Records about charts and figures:
◇ ◇ ◇ ◇ ◇ ◇ ◇
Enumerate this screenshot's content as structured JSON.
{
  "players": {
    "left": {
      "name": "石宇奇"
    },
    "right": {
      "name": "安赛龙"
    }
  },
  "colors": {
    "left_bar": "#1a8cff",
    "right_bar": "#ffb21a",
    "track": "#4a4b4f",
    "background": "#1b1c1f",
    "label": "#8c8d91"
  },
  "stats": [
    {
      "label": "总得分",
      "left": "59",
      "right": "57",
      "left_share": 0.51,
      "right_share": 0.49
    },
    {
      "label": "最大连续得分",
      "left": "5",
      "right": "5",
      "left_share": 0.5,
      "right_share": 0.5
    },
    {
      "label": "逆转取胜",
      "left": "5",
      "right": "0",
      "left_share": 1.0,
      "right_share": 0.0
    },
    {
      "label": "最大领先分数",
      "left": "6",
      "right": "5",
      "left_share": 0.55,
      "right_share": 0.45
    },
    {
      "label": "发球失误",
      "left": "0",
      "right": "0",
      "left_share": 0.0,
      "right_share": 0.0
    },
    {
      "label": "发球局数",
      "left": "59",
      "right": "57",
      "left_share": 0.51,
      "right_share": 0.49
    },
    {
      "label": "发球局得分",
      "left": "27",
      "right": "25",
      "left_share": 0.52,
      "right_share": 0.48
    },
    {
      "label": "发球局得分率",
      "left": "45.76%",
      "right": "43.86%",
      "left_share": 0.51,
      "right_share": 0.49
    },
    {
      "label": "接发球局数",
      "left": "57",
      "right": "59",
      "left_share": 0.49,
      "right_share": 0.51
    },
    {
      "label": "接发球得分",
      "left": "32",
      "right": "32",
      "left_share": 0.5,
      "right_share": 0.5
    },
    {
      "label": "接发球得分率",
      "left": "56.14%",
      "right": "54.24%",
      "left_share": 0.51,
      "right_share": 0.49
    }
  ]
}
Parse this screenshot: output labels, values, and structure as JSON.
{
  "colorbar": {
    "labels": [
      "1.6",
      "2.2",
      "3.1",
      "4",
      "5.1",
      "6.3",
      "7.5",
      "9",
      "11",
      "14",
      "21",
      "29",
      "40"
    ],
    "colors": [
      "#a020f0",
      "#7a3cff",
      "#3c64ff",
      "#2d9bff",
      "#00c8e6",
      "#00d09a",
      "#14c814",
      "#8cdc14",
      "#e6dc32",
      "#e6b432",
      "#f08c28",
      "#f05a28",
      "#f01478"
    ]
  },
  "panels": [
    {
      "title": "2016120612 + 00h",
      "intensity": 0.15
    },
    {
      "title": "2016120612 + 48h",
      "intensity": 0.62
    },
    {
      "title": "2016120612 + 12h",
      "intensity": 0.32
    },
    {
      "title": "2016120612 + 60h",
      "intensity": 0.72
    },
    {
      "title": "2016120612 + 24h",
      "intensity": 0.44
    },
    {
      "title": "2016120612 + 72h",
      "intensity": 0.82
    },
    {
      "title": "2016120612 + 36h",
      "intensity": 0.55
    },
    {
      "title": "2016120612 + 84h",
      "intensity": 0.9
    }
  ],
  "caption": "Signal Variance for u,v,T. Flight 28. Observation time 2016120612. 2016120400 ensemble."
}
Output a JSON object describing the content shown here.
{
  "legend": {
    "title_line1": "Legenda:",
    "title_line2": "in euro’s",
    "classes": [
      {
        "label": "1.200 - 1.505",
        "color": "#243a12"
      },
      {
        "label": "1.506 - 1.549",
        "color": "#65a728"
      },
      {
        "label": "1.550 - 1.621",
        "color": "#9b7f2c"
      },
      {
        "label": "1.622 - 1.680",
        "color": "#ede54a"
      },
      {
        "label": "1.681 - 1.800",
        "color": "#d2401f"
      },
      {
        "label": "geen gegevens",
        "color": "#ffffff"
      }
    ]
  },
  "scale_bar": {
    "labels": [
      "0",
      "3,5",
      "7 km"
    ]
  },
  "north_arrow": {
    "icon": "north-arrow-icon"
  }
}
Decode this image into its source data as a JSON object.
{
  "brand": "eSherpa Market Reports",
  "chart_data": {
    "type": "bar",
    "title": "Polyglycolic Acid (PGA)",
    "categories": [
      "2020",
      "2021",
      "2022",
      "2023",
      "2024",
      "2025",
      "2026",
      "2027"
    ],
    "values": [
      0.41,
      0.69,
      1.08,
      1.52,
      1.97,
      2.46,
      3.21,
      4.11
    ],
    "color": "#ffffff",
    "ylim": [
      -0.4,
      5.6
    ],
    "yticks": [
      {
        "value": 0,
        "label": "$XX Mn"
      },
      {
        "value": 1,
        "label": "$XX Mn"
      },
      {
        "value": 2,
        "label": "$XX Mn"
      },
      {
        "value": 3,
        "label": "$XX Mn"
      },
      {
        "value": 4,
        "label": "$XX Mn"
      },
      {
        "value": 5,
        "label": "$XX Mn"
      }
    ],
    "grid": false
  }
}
◇ ◇ ◇ ◇ ◇ ◇ ◇
**JOB**
Say how many lines in the entries contain the string "object", and say nothing else.

**ANSWER TO THE TASK**
2